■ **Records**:
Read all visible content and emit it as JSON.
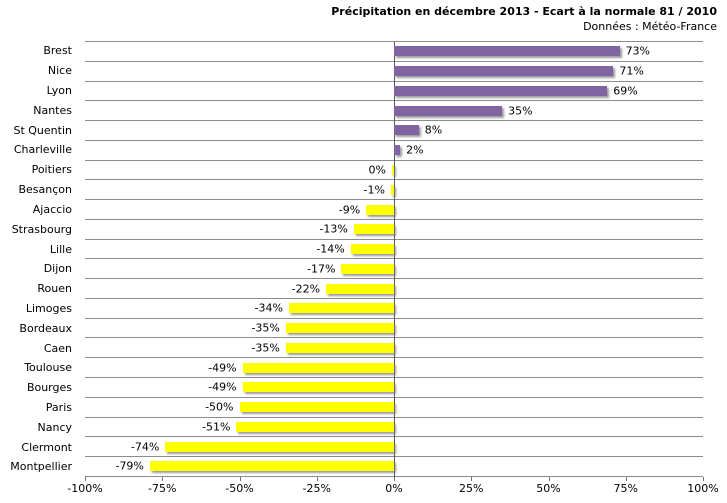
{
  "chart_data": {
    "type": "bar",
    "orientation": "horizontal",
    "title": "Précipitation en décembre 2013 - Ecart à la normale 81 / 2010",
    "subtitle": "Données : Météo-France",
    "categories": [
      "Brest",
      "Nice",
      "Lyon",
      "Nantes",
      "St Quentin",
      "Charleville",
      "Poitiers",
      "Besançon",
      "Ajaccio",
      "Strasbourg",
      "Lille",
      "Dijon",
      "Rouen",
      "Limoges",
      "Bordeaux",
      "Caen",
      "Toulouse",
      "Bourges",
      "Paris",
      "Nancy",
      "Clermont",
      "Montpellier"
    ],
    "values": [
      73,
      71,
      69,
      35,
      8,
      2,
      0,
      -1,
      -9,
      -13,
      -14,
      -17,
      -22,
      -34,
      -35,
      -35,
      -49,
      -49,
      -50,
      -51,
      -74,
      -79
    ],
    "value_labels": [
      "73%",
      "71%",
      "69%",
      "35%",
      "8%",
      "2%",
      "0%",
      "-1%",
      "-9%",
      "-13%",
      "-14%",
      "-17%",
      "-22%",
      "-34%",
      "-35%",
      "-35%",
      "-49%",
      "-49%",
      "-50%",
      "-51%",
      "-74%",
      "-79%"
    ],
    "x_ticks": [
      "-100%",
      "-75%",
      "-50%",
      "-25%",
      "0%",
      "25%",
      "50%",
      "75%",
      "100%"
    ],
    "xlim": [
      -100,
      100
    ],
    "xlabel": "",
    "ylabel": "",
    "legend": "none",
    "grid": "horizontal-category-separators",
    "positive_color": "#8064A2",
    "negative_color": "#FFFF00",
    "separator_color": "#8C8C8C",
    "zero_axis_color": "#595959"
  }
}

■ **Directions for this task**: All of the lines above should be printed exactly, minus the pictures.

■ **Answer**:
Read all visible content and emit it as JSON.
{
  "chart_data": {
    "type": "bar",
    "orientation": "horizontal",
    "title": "Précipitation en décembre 2013 - Ecart à la normale 81 / 2010",
    "subtitle": "Données : Météo-France",
    "categories": [
      "Brest",
      "Nice",
      "Lyon",
      "Nantes",
      "St Quentin",
      "Charleville",
      "Poitiers",
      "Besançon",
      "Ajaccio",
      "Strasbourg",
      "Lille",
      "Dijon",
      "Rouen",
      "Limoges",
      "Bordeaux",
      "Caen",
      "Toulouse",
      "Bourges",
      "Paris",
      "Nancy",
      "Clermont",
      "Montpellier"
    ],
    "values": [
      73,
      71,
      69,
      35,
      8,
      2,
      0,
      -1,
      -9,
      -13,
      -14,
      -17,
      -22,
      -34,
      -35,
      -35,
      -49,
      -49,
      -50,
      -51,
      -74,
      -79
    ],
    "value_labels": [
      "73%",
      "71%",
      "69%",
      "35%",
      "8%",
      "2%",
      "0%",
      "-1%",
      "-9%",
      "-13%",
      "-14%",
      "-17%",
      "-22%",
      "-34%",
      "-35%",
      "-35%",
      "-49%",
      "-49%",
      "-50%",
      "-51%",
      "-74%",
      "-79%"
    ],
    "x_ticks": [
      "-100%",
      "-75%",
      "-50%",
      "-25%",
      "0%",
      "25%",
      "50%",
      "75%",
      "100%"
    ],
    "xlim": [
      -100,
      100
    ],
    "xlabel": "",
    "ylabel": "",
    "legend": "none",
    "grid": "horizontal-category-separators",
    "positive_color": "#8064A2",
    "negative_color": "#FFFF00",
    "separator_color": "#8C8C8C",
    "zero_axis_color": "#595959"
  }
}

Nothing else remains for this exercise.